• WHAT IS BEING ASKED:
Using the records below, please work out how many lines contain "Sparrow"; answer with the number alone.

• INPUT MATERIAL:
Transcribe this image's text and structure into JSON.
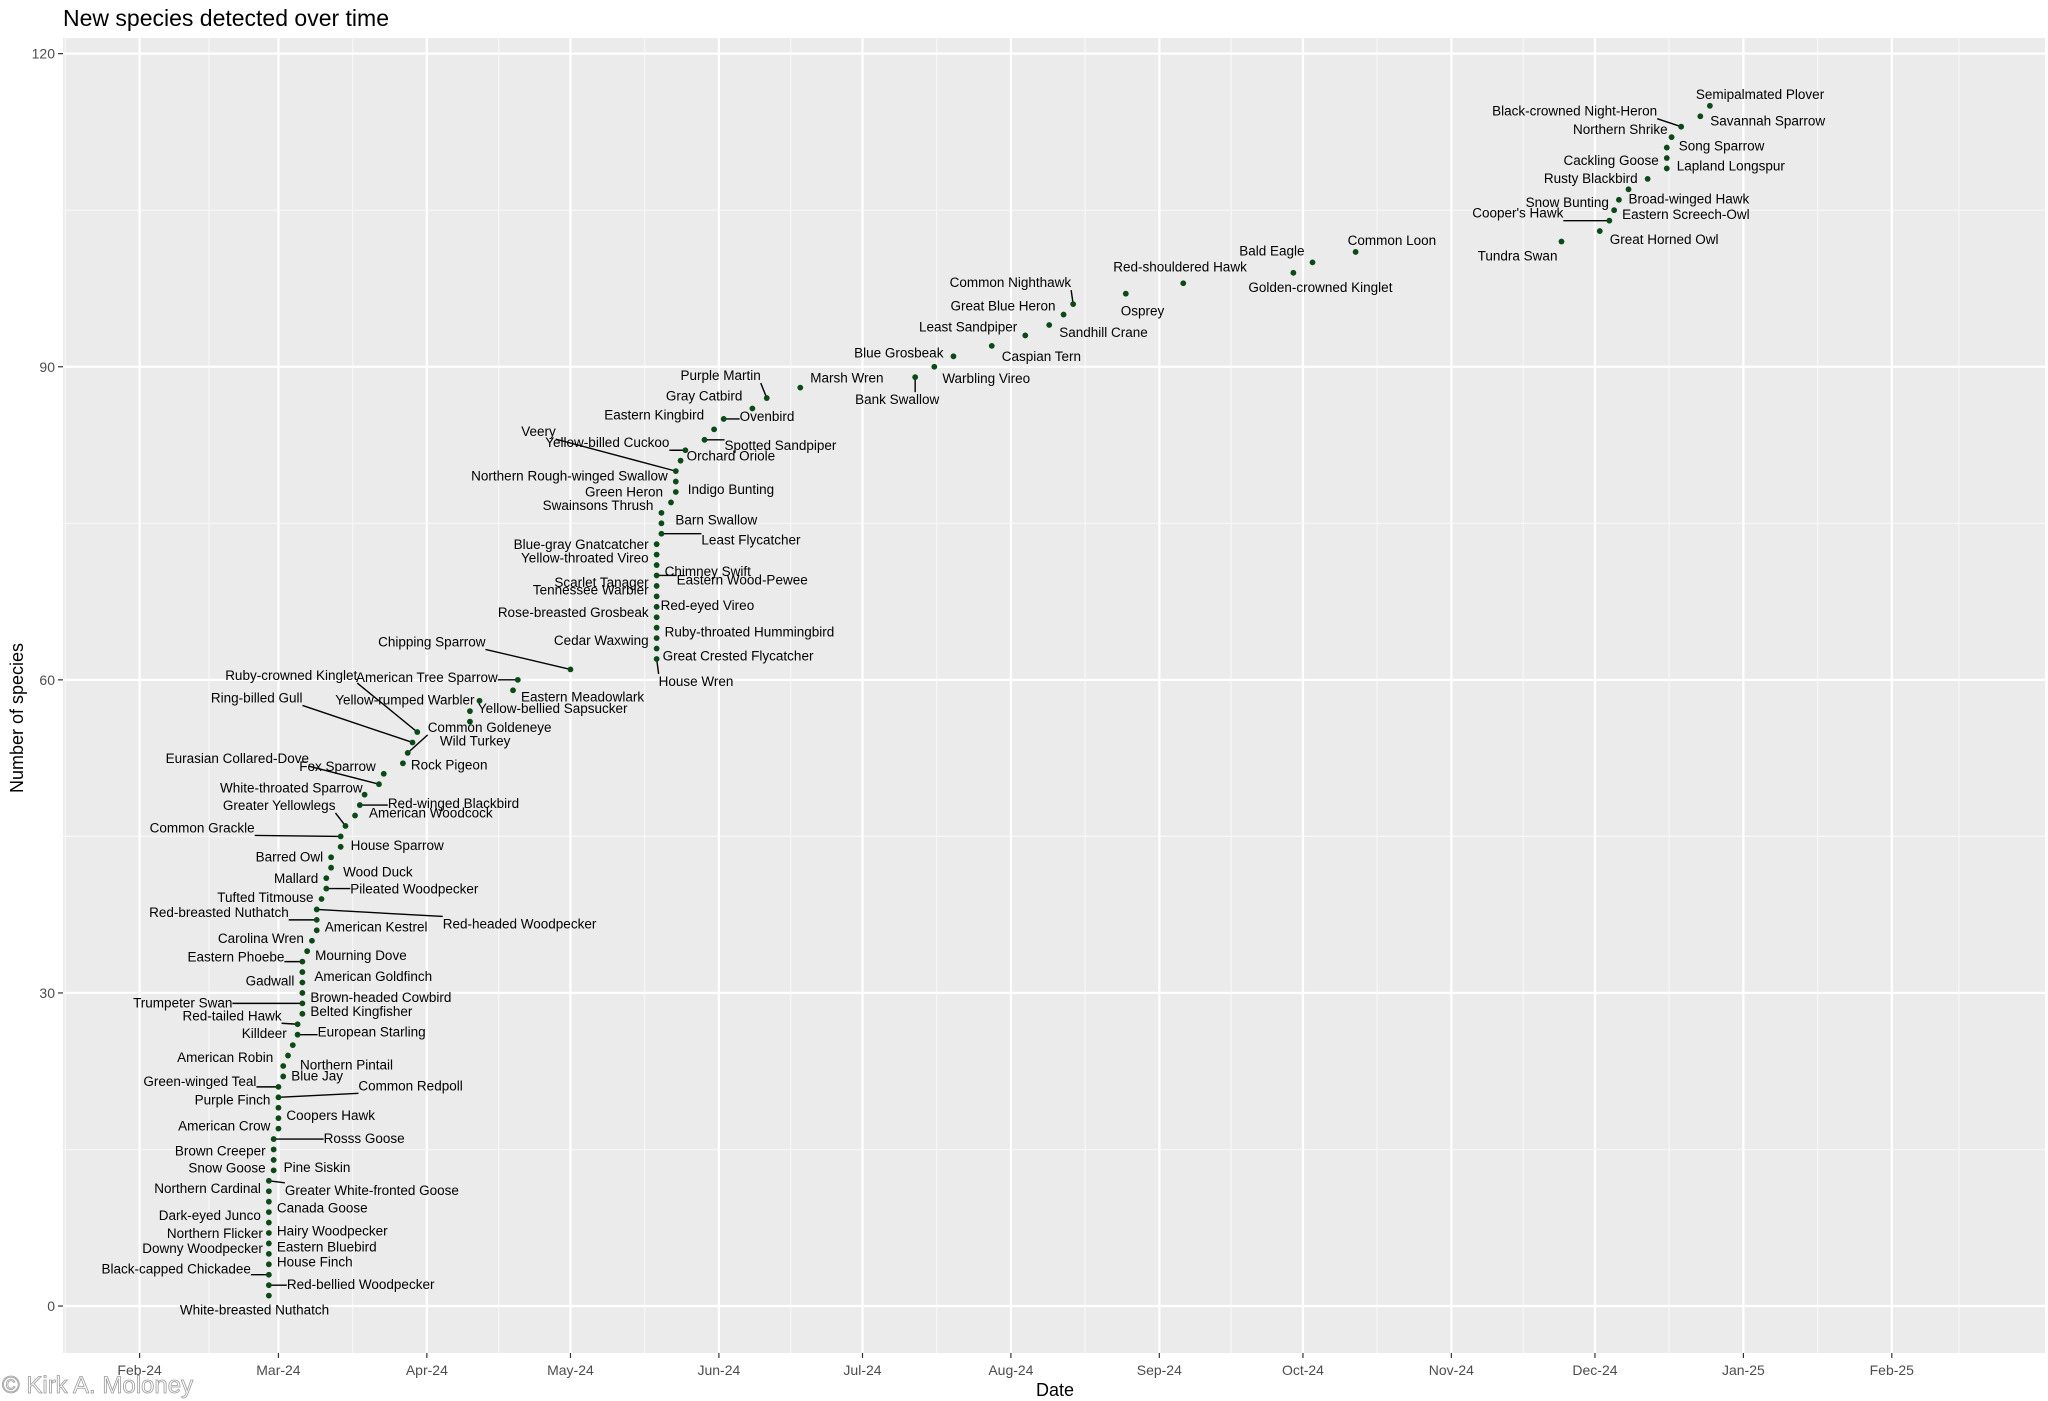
{
  "chart_data": {
    "type": "scatter",
    "title": "New species detected over time",
    "xlabel": "Date",
    "ylabel": "Number of species",
    "xlim": [
      "2024-01-16",
      "2025-03-05"
    ],
    "ylim": [
      -4.5,
      121.5
    ],
    "y_ticks": [
      0,
      30,
      60,
      90,
      120
    ],
    "x_ticks": [
      {
        "date": "2024-02-01",
        "label": "Feb-24"
      },
      {
        "date": "2024-03-01",
        "label": "Mar-24"
      },
      {
        "date": "2024-04-01",
        "label": "Apr-24"
      },
      {
        "date": "2024-05-01",
        "label": "May-24"
      },
      {
        "date": "2024-06-01",
        "label": "Jun-24"
      },
      {
        "date": "2024-07-01",
        "label": "Jul-24"
      },
      {
        "date": "2024-08-01",
        "label": "Aug-24"
      },
      {
        "date": "2024-09-01",
        "label": "Sep-24"
      },
      {
        "date": "2024-10-01",
        "label": "Oct-24"
      },
      {
        "date": "2024-11-01",
        "label": "Nov-24"
      },
      {
        "date": "2024-12-01",
        "label": "Dec-24"
      },
      {
        "date": "2025-01-01",
        "label": "Jan-25"
      },
      {
        "date": "2025-02-01",
        "label": "Feb-25"
      }
    ],
    "grid": true,
    "point_color": "#0b4a16",
    "panel_color": "#ebebeb",
    "points": [
      {
        "species": "White-breasted Nuthatch",
        "date": "2024-02-28",
        "count": 1
      },
      {
        "species": "Red-bellied Woodpecker",
        "date": "2024-02-28",
        "count": 2
      },
      {
        "species": "Black-capped Chickadee",
        "date": "2024-02-28",
        "count": 3
      },
      {
        "species": "House Finch",
        "date": "2024-02-28",
        "count": 4
      },
      {
        "species": "Downy Woodpecker",
        "date": "2024-02-28",
        "count": 5
      },
      {
        "species": "Eastern Bluebird",
        "date": "2024-02-28",
        "count": 6
      },
      {
        "species": "Northern Flicker",
        "date": "2024-02-28",
        "count": 7
      },
      {
        "species": "Hairy Woodpecker",
        "date": "2024-02-28",
        "count": 8
      },
      {
        "species": "Dark-eyed Junco",
        "date": "2024-02-28",
        "count": 9
      },
      {
        "species": "Canada Goose",
        "date": "2024-02-28",
        "count": 10
      },
      {
        "species": "Northern Cardinal",
        "date": "2024-02-28",
        "count": 11
      },
      {
        "species": "Greater White-fronted Goose",
        "date": "2024-02-28",
        "count": 12
      },
      {
        "species": "Snow Goose",
        "date": "2024-02-29",
        "count": 13
      },
      {
        "species": "Pine Siskin",
        "date": "2024-02-29",
        "count": 14
      },
      {
        "species": "Brown Creeper",
        "date": "2024-02-29",
        "count": 15
      },
      {
        "species": "Rosss Goose",
        "date": "2024-02-29",
        "count": 16
      },
      {
        "species": "American Crow",
        "date": "2024-03-01",
        "count": 17
      },
      {
        "species": "Coopers Hawk",
        "date": "2024-03-01",
        "count": 18
      },
      {
        "species": "Purple Finch",
        "date": "2024-03-01",
        "count": 19
      },
      {
        "species": "Common Redpoll",
        "date": "2024-03-01",
        "count": 20
      },
      {
        "species": "Green-winged Teal",
        "date": "2024-03-01",
        "count": 21
      },
      {
        "species": "Blue Jay",
        "date": "2024-03-02",
        "count": 22
      },
      {
        "species": "American Robin",
        "date": "2024-03-02",
        "count": 23
      },
      {
        "species": "Northern Pintail",
        "date": "2024-03-03",
        "count": 24
      },
      {
        "species": "Killdeer",
        "date": "2024-03-04",
        "count": 25
      },
      {
        "species": "European Starling",
        "date": "2024-03-05",
        "count": 26
      },
      {
        "species": "Red-tailed Hawk",
        "date": "2024-03-05",
        "count": 27
      },
      {
        "species": "Belted Kingfisher",
        "date": "2024-03-06",
        "count": 28
      },
      {
        "species": "Trumpeter Swan",
        "date": "2024-03-06",
        "count": 29
      },
      {
        "species": "Brown-headed Cowbird",
        "date": "2024-03-06",
        "count": 30
      },
      {
        "species": "Gadwall",
        "date": "2024-03-06",
        "count": 31
      },
      {
        "species": "American Goldfinch",
        "date": "2024-03-06",
        "count": 32
      },
      {
        "species": "Eastern Phoebe",
        "date": "2024-03-06",
        "count": 33
      },
      {
        "species": "Mourning Dove",
        "date": "2024-03-07",
        "count": 34
      },
      {
        "species": "Carolina Wren",
        "date": "2024-03-08",
        "count": 35
      },
      {
        "species": "American Kestrel",
        "date": "2024-03-09",
        "count": 36
      },
      {
        "species": "Red-breasted Nuthatch",
        "date": "2024-03-09",
        "count": 37
      },
      {
        "species": "Red-headed Woodpecker",
        "date": "2024-03-09",
        "count": 38
      },
      {
        "species": "Tufted Titmouse",
        "date": "2024-03-10",
        "count": 39
      },
      {
        "species": "Pileated Woodpecker",
        "date": "2024-03-11",
        "count": 40
      },
      {
        "species": "Mallard",
        "date": "2024-03-11",
        "count": 41
      },
      {
        "species": "Wood Duck",
        "date": "2024-03-12",
        "count": 42
      },
      {
        "species": "Barred Owl",
        "date": "2024-03-12",
        "count": 43
      },
      {
        "species": "House Sparrow",
        "date": "2024-03-14",
        "count": 44
      },
      {
        "species": "Common Grackle",
        "date": "2024-03-14",
        "count": 45
      },
      {
        "species": "Greater Yellowlegs",
        "date": "2024-03-15",
        "count": 46
      },
      {
        "species": "American Woodcock",
        "date": "2024-03-17",
        "count": 47
      },
      {
        "species": "Red-winged Blackbird",
        "date": "2024-03-18",
        "count": 48
      },
      {
        "species": "White-throated Sparrow",
        "date": "2024-03-19",
        "count": 49
      },
      {
        "species": "Eurasian Collared-Dove",
        "date": "2024-03-22",
        "count": 50
      },
      {
        "species": "Fox Sparrow",
        "date": "2024-03-23",
        "count": 51
      },
      {
        "species": "Rock Pigeon",
        "date": "2024-03-27",
        "count": 52
      },
      {
        "species": "Common Goldeneye",
        "date": "2024-03-28",
        "count": 53
      },
      {
        "species": "Ring-billed Gull",
        "date": "2024-03-29",
        "count": 54
      },
      {
        "species": "Ruby-crowned Kinglet",
        "date": "2024-03-30",
        "count": 55
      },
      {
        "species": "Wild Turkey",
        "date": "2024-04-10",
        "count": 56
      },
      {
        "species": "Yellow-bellied Sapsucker",
        "date": "2024-04-10",
        "count": 57
      },
      {
        "species": "Yellow-rumped Warbler",
        "date": "2024-04-12",
        "count": 58
      },
      {
        "species": "Eastern Meadowlark",
        "date": "2024-04-19",
        "count": 59
      },
      {
        "species": "American Tree Sparrow",
        "date": "2024-04-20",
        "count": 60
      },
      {
        "species": "Chipping Sparrow",
        "date": "2024-05-01",
        "count": 61
      },
      {
        "species": "House Wren",
        "date": "2024-05-19",
        "count": 62
      },
      {
        "species": "Great Crested Flycatcher",
        "date": "2024-05-19",
        "count": 63
      },
      {
        "species": "Cedar Waxwing",
        "date": "2024-05-19",
        "count": 64
      },
      {
        "species": "Ruby-throated Hummingbird",
        "date": "2024-05-19",
        "count": 65
      },
      {
        "species": "Rose-breasted Grosbeak",
        "date": "2024-05-19",
        "count": 66
      },
      {
        "species": "Red-eyed Vireo",
        "date": "2024-05-19",
        "count": 67
      },
      {
        "species": "Tennessee Warbler",
        "date": "2024-05-19",
        "count": 68
      },
      {
        "species": "Scarlet Tanager",
        "date": "2024-05-19",
        "count": 69
      },
      {
        "species": "Eastern Wood-Pewee",
        "date": "2024-05-19",
        "count": 70
      },
      {
        "species": "Chimney Swift",
        "date": "2024-05-19",
        "count": 71
      },
      {
        "species": "Yellow-throated Vireo",
        "date": "2024-05-19",
        "count": 72
      },
      {
        "species": "Blue-gray Gnatcatcher",
        "date": "2024-05-19",
        "count": 73
      },
      {
        "species": "Least Flycatcher",
        "date": "2024-05-20",
        "count": 74
      },
      {
        "species": "Barn Swallow",
        "date": "2024-05-20",
        "count": 75
      },
      {
        "species": "Swainsons Thrush",
        "date": "2024-05-20",
        "count": 76
      },
      {
        "species": "Green Heron",
        "date": "2024-05-22",
        "count": 77
      },
      {
        "species": "Indigo Bunting",
        "date": "2024-05-23",
        "count": 78
      },
      {
        "species": "Northern Rough-winged Swallow",
        "date": "2024-05-23",
        "count": 79
      },
      {
        "species": "Veery",
        "date": "2024-05-23",
        "count": 80
      },
      {
        "species": "Orchard Oriole",
        "date": "2024-05-24",
        "count": 81
      },
      {
        "species": "Yellow-billed Cuckoo",
        "date": "2024-05-25",
        "count": 82
      },
      {
        "species": "Spotted Sandpiper",
        "date": "2024-05-29",
        "count": 83
      },
      {
        "species": "Eastern Kingbird",
        "date": "2024-05-31",
        "count": 84
      },
      {
        "species": "Ovenbird",
        "date": "2024-06-02",
        "count": 85
      },
      {
        "species": "Gray Catbird",
        "date": "2024-06-08",
        "count": 86
      },
      {
        "species": "Purple Martin",
        "date": "2024-06-11",
        "count": 87
      },
      {
        "species": "Marsh Wren",
        "date": "2024-06-18",
        "count": 88
      },
      {
        "species": "Bank Swallow",
        "date": "2024-07-12",
        "count": 89
      },
      {
        "species": "Warbling Vireo",
        "date": "2024-07-16",
        "count": 90
      },
      {
        "species": "Blue Grosbeak",
        "date": "2024-07-20",
        "count": 91
      },
      {
        "species": "Caspian Tern",
        "date": "2024-07-28",
        "count": 92
      },
      {
        "species": "Least Sandpiper",
        "date": "2024-08-04",
        "count": 93
      },
      {
        "species": "Sandhill Crane",
        "date": "2024-08-09",
        "count": 94
      },
      {
        "species": "Great Blue Heron",
        "date": "2024-08-12",
        "count": 95
      },
      {
        "species": "Common Nighthawk",
        "date": "2024-08-14",
        "count": 96
      },
      {
        "species": "Osprey",
        "date": "2024-08-25",
        "count": 97
      },
      {
        "species": "Red-shouldered Hawk",
        "date": "2024-09-06",
        "count": 98
      },
      {
        "species": "Golden-crowned Kinglet",
        "date": "2024-09-29",
        "count": 99
      },
      {
        "species": "Bald Eagle",
        "date": "2024-10-03",
        "count": 100
      },
      {
        "species": "Common Loon",
        "date": "2024-10-12",
        "count": 101
      },
      {
        "species": "Tundra Swan",
        "date": "2024-11-24",
        "count": 102
      },
      {
        "species": "Great Horned Owl",
        "date": "2024-12-02",
        "count": 103
      },
      {
        "species": "Cooper's Hawk",
        "date": "2024-12-04",
        "count": 104
      },
      {
        "species": "Eastern Screech-Owl",
        "date": "2024-12-05",
        "count": 105
      },
      {
        "species": "Snow Bunting",
        "date": "2024-12-06",
        "count": 106
      },
      {
        "species": "Broad-winged Hawk",
        "date": "2024-12-08",
        "count": 107
      },
      {
        "species": "Rusty Blackbird",
        "date": "2024-12-12",
        "count": 108
      },
      {
        "species": "Lapland Longspur",
        "date": "2024-12-16",
        "count": 109
      },
      {
        "species": "Cackling Goose",
        "date": "2024-12-16",
        "count": 110
      },
      {
        "species": "Song Sparrow",
        "date": "2024-12-16",
        "count": 111
      },
      {
        "species": "Northern Shrike",
        "date": "2024-12-17",
        "count": 112
      },
      {
        "species": "Black-crowned Night-Heron",
        "date": "2024-12-19",
        "count": 113
      },
      {
        "species": "Savannah Sparrow",
        "date": "2024-12-23",
        "count": 114
      },
      {
        "species": "Semipalmated Plover",
        "date": "2024-12-25",
        "count": 115
      }
    ]
  },
  "watermark": "© Kirk A. Moloney"
}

• FINAL ANSWER:
7